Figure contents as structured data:
— BEGIN —
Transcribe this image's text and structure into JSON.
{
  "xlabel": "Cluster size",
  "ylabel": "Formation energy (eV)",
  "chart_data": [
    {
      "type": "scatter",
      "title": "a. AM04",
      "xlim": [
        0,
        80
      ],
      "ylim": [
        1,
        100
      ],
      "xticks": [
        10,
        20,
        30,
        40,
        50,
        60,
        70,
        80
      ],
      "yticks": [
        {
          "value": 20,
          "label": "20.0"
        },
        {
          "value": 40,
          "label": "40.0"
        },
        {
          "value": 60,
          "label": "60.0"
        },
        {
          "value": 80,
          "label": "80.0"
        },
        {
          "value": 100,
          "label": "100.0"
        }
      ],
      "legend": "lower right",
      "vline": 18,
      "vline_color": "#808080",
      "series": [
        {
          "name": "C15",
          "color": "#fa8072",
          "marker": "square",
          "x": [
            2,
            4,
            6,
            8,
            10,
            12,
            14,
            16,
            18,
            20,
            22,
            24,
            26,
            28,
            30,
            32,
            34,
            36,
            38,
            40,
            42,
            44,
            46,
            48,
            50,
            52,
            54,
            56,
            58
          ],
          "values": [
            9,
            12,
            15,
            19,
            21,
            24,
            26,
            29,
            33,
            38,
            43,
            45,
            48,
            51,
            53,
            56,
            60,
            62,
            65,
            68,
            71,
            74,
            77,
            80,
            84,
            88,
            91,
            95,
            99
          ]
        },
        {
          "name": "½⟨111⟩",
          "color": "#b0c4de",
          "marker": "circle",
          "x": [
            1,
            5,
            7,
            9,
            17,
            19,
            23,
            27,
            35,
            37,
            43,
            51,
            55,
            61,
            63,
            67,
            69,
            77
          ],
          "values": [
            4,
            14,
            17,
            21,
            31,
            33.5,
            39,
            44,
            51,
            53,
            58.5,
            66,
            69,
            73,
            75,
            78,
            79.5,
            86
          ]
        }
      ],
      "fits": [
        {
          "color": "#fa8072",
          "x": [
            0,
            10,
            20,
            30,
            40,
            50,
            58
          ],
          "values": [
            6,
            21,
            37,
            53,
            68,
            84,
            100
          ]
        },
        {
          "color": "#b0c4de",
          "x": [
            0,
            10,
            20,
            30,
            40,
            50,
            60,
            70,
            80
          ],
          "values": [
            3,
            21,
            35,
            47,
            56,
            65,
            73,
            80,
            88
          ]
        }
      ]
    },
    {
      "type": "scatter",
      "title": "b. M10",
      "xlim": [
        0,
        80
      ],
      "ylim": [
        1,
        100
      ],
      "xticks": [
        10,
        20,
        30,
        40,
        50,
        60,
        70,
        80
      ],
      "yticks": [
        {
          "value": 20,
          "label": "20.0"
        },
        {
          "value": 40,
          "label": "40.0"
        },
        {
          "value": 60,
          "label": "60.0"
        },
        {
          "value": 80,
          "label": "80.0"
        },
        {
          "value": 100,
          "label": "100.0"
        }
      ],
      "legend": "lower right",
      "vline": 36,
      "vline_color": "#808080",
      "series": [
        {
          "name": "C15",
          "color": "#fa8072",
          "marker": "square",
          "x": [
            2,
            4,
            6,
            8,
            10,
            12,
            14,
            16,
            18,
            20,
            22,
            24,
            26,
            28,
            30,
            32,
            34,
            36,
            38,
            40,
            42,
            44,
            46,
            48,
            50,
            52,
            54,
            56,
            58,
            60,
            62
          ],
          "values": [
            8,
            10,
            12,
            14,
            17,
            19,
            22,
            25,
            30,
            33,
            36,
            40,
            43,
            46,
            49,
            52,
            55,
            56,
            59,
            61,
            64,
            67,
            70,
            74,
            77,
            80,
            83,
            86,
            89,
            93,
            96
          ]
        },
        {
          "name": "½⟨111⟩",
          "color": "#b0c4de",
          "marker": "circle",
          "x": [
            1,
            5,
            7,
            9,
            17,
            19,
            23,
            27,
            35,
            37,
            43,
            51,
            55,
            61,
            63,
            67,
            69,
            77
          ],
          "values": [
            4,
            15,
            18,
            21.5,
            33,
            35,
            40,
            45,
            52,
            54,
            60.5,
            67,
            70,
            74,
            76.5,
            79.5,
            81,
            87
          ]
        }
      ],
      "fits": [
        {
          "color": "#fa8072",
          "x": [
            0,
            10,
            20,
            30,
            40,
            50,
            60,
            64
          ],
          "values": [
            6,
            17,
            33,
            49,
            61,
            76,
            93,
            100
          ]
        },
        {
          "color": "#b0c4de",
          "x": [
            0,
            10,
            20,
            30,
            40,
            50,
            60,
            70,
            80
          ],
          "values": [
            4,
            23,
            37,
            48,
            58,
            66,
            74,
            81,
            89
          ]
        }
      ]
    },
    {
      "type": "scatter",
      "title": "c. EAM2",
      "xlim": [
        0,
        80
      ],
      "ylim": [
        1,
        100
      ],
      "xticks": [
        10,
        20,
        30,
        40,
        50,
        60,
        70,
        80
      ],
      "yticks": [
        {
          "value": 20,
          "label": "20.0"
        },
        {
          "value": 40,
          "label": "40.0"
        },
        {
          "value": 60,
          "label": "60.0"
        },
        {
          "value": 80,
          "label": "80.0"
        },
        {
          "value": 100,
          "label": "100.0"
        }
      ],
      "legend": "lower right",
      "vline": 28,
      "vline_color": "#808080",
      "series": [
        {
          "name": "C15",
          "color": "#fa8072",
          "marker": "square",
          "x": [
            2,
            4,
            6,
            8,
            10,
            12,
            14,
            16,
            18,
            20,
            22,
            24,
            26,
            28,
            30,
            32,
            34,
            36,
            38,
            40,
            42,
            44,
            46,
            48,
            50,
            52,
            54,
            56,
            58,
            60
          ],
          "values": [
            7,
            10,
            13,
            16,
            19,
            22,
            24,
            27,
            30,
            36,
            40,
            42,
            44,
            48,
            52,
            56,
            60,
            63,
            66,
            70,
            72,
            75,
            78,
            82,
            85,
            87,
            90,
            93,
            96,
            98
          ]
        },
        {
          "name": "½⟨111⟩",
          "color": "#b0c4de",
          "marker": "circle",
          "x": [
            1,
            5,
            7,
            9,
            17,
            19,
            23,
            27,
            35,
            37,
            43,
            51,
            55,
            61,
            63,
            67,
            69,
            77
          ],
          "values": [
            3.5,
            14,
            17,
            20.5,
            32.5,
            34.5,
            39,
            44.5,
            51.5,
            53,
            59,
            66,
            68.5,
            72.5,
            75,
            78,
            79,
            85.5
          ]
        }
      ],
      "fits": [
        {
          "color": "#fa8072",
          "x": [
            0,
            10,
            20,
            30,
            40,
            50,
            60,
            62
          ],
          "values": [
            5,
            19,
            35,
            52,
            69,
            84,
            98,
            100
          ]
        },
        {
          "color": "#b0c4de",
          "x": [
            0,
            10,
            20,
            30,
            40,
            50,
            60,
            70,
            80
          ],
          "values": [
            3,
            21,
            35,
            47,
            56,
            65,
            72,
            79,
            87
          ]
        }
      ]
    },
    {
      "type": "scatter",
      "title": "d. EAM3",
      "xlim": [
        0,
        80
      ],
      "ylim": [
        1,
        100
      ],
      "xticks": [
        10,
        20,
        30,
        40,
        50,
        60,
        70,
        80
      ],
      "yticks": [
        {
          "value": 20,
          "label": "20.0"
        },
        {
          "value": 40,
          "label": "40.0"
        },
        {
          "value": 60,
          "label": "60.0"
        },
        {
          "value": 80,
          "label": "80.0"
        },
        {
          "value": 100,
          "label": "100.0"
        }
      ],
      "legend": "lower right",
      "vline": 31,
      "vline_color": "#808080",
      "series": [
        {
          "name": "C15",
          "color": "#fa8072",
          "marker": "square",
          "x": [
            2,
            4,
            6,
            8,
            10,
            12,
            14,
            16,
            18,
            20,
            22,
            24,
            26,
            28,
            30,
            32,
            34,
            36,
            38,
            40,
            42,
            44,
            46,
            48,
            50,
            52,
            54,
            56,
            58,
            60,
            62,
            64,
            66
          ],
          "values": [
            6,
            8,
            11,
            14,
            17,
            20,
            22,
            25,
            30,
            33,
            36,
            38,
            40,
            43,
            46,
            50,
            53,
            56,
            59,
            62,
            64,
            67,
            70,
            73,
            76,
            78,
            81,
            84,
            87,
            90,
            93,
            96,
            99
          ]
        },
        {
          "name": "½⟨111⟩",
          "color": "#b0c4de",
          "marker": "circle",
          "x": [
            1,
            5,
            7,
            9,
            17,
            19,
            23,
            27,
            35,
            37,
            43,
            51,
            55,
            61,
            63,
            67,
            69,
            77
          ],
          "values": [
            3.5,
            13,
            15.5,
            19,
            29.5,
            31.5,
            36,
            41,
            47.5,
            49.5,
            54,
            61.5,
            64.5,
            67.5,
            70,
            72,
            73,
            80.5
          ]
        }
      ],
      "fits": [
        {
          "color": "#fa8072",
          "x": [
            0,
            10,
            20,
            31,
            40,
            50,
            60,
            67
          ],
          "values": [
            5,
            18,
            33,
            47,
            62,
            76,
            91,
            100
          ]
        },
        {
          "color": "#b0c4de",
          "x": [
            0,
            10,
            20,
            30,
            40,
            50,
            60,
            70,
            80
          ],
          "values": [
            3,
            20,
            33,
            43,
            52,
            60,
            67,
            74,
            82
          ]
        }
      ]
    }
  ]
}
— END —
_TASK_
Using the listing above, state the number of lines that hold "title", with no other text.

_TASK ANSWER_
4